**Task directions**
Copy, from the entries below, each line where the word "watermark" can be found.

**Material to process**
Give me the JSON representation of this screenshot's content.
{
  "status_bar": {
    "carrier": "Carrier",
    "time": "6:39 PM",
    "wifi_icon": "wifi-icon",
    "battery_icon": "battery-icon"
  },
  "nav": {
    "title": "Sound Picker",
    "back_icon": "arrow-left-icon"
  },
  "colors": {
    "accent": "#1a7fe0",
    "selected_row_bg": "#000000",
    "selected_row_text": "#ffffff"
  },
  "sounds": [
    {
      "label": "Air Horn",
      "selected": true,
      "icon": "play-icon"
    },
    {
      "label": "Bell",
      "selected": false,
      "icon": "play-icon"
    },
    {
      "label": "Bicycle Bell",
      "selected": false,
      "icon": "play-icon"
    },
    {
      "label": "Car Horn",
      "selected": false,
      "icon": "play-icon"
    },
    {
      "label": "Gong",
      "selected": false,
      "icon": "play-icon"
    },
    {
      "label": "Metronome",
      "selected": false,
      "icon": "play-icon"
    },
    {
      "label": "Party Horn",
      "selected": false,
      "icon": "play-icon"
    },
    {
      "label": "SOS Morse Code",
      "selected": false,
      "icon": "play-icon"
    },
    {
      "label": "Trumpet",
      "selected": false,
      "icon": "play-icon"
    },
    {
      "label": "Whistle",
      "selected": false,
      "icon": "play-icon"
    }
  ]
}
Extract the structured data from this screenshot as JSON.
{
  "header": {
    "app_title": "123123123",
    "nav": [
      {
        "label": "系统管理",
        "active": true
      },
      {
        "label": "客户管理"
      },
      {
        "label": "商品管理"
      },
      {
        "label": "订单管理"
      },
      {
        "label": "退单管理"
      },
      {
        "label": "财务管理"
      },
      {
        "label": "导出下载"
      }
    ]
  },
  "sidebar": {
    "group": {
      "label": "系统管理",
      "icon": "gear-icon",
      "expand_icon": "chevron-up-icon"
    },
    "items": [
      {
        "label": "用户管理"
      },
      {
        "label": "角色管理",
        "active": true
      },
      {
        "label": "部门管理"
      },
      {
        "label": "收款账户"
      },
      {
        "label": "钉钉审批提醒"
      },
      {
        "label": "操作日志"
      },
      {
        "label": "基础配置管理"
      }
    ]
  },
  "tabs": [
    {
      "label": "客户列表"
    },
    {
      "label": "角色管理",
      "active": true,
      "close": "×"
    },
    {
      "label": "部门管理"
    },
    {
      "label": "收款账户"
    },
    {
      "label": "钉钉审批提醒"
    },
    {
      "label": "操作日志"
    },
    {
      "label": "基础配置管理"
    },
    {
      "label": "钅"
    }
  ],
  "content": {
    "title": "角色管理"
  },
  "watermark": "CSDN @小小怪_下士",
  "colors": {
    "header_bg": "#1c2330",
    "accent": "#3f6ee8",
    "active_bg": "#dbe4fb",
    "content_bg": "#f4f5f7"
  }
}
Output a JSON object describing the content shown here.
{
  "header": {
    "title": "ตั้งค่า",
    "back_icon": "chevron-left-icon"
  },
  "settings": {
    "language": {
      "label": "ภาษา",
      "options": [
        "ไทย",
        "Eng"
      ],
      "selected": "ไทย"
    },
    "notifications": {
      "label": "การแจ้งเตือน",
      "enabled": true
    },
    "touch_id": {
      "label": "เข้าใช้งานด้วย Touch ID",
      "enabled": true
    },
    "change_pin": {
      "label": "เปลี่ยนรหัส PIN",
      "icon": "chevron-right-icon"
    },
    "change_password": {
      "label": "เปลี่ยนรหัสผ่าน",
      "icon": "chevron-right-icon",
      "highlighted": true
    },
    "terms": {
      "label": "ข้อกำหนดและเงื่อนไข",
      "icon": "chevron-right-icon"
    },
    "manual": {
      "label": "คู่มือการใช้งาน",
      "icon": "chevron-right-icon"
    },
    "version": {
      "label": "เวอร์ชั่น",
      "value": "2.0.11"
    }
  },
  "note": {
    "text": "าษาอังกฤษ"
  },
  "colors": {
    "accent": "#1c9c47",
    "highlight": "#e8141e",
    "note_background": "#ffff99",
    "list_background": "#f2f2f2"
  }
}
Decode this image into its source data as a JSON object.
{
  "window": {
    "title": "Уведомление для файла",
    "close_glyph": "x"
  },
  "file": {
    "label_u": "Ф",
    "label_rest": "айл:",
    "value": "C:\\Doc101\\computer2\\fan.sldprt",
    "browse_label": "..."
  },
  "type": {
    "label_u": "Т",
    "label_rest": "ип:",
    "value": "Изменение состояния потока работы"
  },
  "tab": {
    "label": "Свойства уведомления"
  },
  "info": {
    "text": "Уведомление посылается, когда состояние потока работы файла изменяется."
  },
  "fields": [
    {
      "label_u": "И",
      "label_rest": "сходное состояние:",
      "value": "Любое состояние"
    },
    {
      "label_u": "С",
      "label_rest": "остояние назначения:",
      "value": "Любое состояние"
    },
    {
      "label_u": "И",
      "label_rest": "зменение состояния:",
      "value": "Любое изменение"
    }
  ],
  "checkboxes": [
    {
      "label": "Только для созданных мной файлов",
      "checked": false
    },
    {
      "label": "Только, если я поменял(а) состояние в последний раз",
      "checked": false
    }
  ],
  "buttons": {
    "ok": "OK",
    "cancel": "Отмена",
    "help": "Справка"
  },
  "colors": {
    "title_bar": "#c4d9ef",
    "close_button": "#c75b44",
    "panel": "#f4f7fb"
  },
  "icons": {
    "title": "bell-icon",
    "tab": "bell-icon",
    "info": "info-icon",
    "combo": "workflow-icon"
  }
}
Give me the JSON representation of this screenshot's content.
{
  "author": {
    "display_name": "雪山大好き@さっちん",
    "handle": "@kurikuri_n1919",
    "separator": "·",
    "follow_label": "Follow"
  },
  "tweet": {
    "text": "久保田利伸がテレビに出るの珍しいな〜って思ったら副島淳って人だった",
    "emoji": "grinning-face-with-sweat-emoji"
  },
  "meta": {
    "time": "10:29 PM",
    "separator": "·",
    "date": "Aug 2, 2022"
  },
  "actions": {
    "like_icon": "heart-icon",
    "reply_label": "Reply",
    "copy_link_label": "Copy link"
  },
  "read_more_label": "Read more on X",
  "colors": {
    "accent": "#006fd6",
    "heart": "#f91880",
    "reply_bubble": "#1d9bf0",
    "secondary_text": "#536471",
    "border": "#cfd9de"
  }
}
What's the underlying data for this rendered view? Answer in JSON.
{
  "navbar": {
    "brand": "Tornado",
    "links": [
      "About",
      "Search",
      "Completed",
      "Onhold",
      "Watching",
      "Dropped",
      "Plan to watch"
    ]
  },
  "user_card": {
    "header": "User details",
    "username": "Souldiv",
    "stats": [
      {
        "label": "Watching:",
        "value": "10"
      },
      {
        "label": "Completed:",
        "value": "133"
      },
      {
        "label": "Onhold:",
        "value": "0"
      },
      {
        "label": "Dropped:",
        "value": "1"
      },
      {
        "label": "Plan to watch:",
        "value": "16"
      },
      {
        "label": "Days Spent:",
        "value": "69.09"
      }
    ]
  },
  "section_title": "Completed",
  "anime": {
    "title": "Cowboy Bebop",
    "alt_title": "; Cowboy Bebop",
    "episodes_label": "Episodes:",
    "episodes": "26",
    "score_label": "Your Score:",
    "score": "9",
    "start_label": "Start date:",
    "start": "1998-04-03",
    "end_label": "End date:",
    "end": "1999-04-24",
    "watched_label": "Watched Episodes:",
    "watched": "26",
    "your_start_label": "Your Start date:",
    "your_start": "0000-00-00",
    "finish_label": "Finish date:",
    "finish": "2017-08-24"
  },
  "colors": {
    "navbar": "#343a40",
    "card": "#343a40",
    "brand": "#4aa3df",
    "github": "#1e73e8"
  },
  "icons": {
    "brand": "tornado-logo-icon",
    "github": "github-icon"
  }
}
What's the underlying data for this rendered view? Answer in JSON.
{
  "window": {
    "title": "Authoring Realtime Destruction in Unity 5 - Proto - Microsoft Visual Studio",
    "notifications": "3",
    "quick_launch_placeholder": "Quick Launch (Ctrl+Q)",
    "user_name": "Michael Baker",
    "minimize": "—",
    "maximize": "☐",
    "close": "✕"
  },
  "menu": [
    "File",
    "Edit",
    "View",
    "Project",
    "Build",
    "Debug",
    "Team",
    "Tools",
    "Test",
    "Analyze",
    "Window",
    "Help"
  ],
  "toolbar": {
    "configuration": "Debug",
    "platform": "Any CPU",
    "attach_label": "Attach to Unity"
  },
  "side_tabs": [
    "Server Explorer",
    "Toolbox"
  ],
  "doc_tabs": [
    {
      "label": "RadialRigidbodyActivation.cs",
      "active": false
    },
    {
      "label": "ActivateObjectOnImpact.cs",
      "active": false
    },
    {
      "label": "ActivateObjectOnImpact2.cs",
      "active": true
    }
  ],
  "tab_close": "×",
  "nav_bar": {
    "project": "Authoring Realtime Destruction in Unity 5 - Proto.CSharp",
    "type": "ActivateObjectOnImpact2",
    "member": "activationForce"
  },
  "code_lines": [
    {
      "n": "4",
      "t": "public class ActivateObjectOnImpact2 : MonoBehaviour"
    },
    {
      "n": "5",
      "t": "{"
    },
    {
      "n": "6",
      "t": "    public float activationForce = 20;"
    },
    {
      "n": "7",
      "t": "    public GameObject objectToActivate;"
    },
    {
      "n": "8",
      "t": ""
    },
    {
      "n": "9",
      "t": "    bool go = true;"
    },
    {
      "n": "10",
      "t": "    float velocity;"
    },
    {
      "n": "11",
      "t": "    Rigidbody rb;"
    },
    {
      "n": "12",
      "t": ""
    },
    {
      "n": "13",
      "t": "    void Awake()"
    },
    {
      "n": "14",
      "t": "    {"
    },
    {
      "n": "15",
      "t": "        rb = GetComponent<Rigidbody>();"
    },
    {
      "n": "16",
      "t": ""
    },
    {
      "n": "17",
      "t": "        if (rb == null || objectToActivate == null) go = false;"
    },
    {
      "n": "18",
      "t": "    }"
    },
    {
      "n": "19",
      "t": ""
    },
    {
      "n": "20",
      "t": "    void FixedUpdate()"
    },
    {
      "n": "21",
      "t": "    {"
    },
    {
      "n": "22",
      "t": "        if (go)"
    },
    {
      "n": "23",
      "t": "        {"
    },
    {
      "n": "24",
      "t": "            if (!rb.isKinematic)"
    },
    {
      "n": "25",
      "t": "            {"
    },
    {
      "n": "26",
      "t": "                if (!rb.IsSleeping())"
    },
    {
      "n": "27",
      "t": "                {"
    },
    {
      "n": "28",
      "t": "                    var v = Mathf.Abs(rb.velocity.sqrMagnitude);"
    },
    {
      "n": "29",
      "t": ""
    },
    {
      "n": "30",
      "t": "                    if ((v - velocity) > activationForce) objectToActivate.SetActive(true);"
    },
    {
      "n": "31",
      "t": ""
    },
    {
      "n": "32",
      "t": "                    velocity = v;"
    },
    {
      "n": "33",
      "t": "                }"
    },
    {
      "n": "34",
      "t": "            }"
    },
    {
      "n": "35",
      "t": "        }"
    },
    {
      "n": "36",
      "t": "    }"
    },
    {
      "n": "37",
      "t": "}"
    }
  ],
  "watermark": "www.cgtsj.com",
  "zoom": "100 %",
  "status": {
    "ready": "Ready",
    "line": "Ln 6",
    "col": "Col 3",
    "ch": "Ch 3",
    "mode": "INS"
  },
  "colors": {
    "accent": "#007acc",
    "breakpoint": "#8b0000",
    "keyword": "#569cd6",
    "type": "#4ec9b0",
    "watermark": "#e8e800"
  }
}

**Full answer**
  "watermark": "CSDN @小小怪_下士",
  "watermark": "www.cgtsj.com",
    "watermark": "#e8e800"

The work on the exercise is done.